En abril, las potencias del grupo 5+1 alcanzaron un importante pre
acuerdo sobre el programa nuclear de Irán que en junio podría
transformarse en definitivo. Es un paso positivo pero no el único en
las relaciones entre Washington y Teherán.
El
acuerdo marco sobre el programa nuclerar de Irán alcanzado en la
ciudad Suiza de Lausana el pasado 2 de abril, pone fin a una larga
disputa, comenzada hace diez años, cuando se comenzó a sospechar
que los iraníes pudieran dotarse de armas atómicas, al transformar
en militar un programa nuclear que el gobierno siempre defendió como
civil.
En estos
años, no faltaron las ambigüedades. El tono a menudo desafiante y
altero de los líderes iraníes más radicales, junto a la amenaza
de destruir Israel, no jugó a favor de su credibilidad, provocando
la aplicación de duras sanciones. Por otro lado, la Casa Blanca
utilizó el cuco iraní magnificando su plan nuclear y alegando la
violación del Tratado de No Proliferación Nuclear (TNP) del que el
país asiático es parte.
Lo
cierto es que el espectro de la presencia de armas atómicas en la
región de Medio Oriente, de por sí inestable, agregaría un
elemento ulterior de preocupación que es bueno evitar, aunque cabe
recordar que el más preocupado por el plan nuclear iraní, el
gobierno de Israel, dispone de armas nucleares pese a no haberlo
admitido hasta ahora.
Muchas
concesiones
Los
Estados Unidos, Rusia, China, Reino Unido, Francia más Alemania (el
grupo 5+1), con el aporte de la Unión Europea, logró acordar con
Irán un marco de parámetros para un acuerdo definitivo que debería
firmarse el próximo 30 de junio, según un cronograma fijado hace un
año y medio, desde que las partes decidieron inaugurar una ronda de
diálogos (fundamentalmente, Washington y Teherán).
En
síntesis, Irán aceptó reducir en dos tercios, durante 10 años, su
capacidad de producción de uranio enriquecido (el combustible para
las centrales que producen energía y elemento clave para un arma
atómica). Durante 15 años podrá desarrollar investigación
científica y enriquecer uranio pero sólo hasta el nivel de uso
civil, que es mucho más bajo (3,67%) respecto del nivel necesario
para usos militares (90%) y además se define en qué plantas podrá
ser enriquecido. El país tendrá que deshacerse del 97% de las
reservas de este material y la Agencia Internacional de Energía
Atómica (AIEA) podrá realizar inspecciones en las plantas afectadas
al programa y también en sitios no declarados pero donde se sospecha
que se podrían estar realizando actividades colaterales. Este
regimen de inspecciones durará 15 años y, en algunos aspectos,
hasta 25 años. Irán aceptó, además, aceptó no reprocesar el
combustible utilizado para recabar plutonio, susceptible de uso
militar todavía más que el uranio.

→ **LÍNEAS DE DATOS**
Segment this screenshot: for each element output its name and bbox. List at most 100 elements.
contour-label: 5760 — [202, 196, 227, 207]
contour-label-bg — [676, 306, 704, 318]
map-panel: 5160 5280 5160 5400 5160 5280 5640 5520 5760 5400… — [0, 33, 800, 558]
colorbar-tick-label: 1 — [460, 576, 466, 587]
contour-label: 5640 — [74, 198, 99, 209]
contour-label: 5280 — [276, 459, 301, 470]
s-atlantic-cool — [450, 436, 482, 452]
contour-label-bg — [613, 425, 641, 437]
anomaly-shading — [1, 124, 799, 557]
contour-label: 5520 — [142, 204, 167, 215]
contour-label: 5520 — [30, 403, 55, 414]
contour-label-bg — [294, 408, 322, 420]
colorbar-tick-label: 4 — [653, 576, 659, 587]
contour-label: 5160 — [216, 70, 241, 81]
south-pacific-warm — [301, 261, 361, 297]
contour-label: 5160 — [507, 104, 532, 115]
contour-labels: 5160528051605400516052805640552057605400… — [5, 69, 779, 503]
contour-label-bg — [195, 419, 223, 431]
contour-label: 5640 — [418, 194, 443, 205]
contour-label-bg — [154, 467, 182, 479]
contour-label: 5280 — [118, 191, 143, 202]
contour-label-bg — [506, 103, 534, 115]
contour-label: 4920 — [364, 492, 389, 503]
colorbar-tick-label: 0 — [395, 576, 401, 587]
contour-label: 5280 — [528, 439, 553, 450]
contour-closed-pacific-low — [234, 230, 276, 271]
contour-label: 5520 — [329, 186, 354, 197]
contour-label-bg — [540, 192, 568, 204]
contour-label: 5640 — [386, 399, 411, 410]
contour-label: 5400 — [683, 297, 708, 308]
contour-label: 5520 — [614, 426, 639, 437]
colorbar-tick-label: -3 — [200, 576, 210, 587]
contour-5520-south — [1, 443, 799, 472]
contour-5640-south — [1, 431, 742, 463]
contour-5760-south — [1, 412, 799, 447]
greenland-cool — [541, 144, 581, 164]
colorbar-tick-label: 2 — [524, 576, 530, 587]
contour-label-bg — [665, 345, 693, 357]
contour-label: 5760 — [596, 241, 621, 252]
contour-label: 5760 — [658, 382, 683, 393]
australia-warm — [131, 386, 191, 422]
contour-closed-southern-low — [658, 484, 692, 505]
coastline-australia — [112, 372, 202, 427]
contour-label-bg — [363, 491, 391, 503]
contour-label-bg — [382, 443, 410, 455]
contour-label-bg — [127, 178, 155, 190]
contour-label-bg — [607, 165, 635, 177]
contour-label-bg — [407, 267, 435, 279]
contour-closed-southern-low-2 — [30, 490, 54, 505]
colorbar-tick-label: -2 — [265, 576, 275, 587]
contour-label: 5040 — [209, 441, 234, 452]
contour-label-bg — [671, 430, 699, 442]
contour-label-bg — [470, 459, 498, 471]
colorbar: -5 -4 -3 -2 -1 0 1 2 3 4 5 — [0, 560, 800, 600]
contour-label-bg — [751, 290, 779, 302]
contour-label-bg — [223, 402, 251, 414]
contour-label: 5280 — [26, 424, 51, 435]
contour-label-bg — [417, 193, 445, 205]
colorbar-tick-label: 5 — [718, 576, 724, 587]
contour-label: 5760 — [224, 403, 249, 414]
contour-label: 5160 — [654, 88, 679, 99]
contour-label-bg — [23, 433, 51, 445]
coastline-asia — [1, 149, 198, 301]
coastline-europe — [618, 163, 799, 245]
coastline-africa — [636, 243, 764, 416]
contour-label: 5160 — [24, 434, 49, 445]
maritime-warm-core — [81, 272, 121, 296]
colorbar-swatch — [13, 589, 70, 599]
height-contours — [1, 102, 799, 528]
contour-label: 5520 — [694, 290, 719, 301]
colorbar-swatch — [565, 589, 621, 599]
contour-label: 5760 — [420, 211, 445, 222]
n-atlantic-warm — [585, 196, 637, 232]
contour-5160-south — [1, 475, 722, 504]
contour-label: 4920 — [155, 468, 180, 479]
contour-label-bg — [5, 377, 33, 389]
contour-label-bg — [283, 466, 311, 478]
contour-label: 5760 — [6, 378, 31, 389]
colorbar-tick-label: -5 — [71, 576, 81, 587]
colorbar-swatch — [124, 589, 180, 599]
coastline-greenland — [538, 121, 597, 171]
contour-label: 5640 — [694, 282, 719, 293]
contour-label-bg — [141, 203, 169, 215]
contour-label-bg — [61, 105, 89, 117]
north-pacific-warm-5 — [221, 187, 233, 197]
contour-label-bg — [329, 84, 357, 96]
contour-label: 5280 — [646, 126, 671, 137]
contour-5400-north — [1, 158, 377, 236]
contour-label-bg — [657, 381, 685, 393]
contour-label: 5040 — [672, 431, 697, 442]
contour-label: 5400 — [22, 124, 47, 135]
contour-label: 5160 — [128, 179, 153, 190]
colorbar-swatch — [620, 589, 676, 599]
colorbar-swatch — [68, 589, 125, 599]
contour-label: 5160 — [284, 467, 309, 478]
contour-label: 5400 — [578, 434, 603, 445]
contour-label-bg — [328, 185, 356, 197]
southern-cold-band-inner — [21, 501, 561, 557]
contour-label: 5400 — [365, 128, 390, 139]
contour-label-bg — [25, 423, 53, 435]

→ **TAREA BREVE 1**
Según el texto sobre el acuerdo nuclear con Irán, ¿hasta qué nivel podrá Irán enriquecer uranio durante 15 años?
→ **TAREA BREVE 2**
Sigue escribiendo el texto sobre el acuerdo nuclear con Irán a partir de su última oración.

→ **RESPUESTA ESPERADA 1**
Hasta el nivel de uso civil, que es del 3,67%.

→ **RESPUESTA ESPERADA 2**
El
objetivo de estas limitaciones consiste, en caso de buena fe por
parte de los iraníes, en un tiempo suficiente, 10-5 años, para
vigilar que el programa apunta realmente a dotar el país de
centrales nucleares para diversificar la matriz energética. En caso
de mala fe y de violación del acuerdo, Teherán necesitaría un año
para llegar a fabricar un arma atómica, lo cual daría a la
comunidad internacional el tiempo suficiente para reaccionar.
A cambio
de estas concesiones, presentadas para que no parecieran una
capitulación del gobierno persa, Irán saldría del aislamiento
político internacional y se levantarían las duras sanciones que
están ahogando su economía. El país pasa por un mal momento,
empeorado por la baja del precio del petróleo, del que es segundo
productor mundial.
En caso
de ser firmado para su definitiva vigencia, el acuerdo puede ser
visto como una victoria de la comunidad internacional. Es un buen
precedente que a futuro podrá ser utilizado para casos similares,
también por la novedad de inclusión de la limitación en la
fabricación de plutonio.
La
verdadera contrapartida
Ahora
bien, entre las concesiones aceptadas por Teherán y los beneficios
que obtiene como contrapartida existe una visible asimetría, sobre
todo si se acepta que el programa siempre tuvo una finalidad civil.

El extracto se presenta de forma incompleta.